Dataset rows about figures
----------
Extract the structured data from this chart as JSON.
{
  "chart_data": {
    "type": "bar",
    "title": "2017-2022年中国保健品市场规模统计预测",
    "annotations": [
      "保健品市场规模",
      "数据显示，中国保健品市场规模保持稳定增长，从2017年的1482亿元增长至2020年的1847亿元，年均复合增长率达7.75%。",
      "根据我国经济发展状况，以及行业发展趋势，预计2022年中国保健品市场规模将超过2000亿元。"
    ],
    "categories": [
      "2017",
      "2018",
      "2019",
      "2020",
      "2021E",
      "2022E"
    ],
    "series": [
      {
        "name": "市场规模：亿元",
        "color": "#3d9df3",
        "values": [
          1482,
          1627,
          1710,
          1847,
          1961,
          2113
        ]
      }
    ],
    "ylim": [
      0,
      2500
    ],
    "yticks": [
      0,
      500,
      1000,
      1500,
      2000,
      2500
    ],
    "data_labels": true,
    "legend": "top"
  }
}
----------
INSTRUCTIONS TO FOLLOW — Reproduce each record shown above without altering a single word.

SOLVED EXERCISE —
Extract the structured data from this chart as JSON.
{
  "chart_data": {
    "type": "bar",
    "title": "2017-2022年中国保健品市场规模统计预测",
    "annotations": [
      "保健品市场规模",
      "数据显示，中国保健品市场规模保持稳定增长，从2017年的1482亿元增长至2020年的1847亿元，年均复合增长率达7.75%。",
      "根据我国经济发展状况，以及行业发展趋势，预计2022年中国保健品市场规模将超过2000亿元。"
    ],
    "categories": [
      "2017",
      "2018",
      "2019",
      "2020",
      "2021E",
      "2022E"
    ],
    "series": [
      {
        "name": "市场规模：亿元",
        "color": "#3d9df3",
        "values": [
          1482,
          1627,
          1710,
          1847,
          1961,
          2113
        ]
      }
    ],
    "ylim": [
      0,
      2500
    ],
    "yticks": [
      0,
      500,
      1000,
      1500,
      2000,
      2500
    ],
    "data_labels": true,
    "legend": "top"
  }
}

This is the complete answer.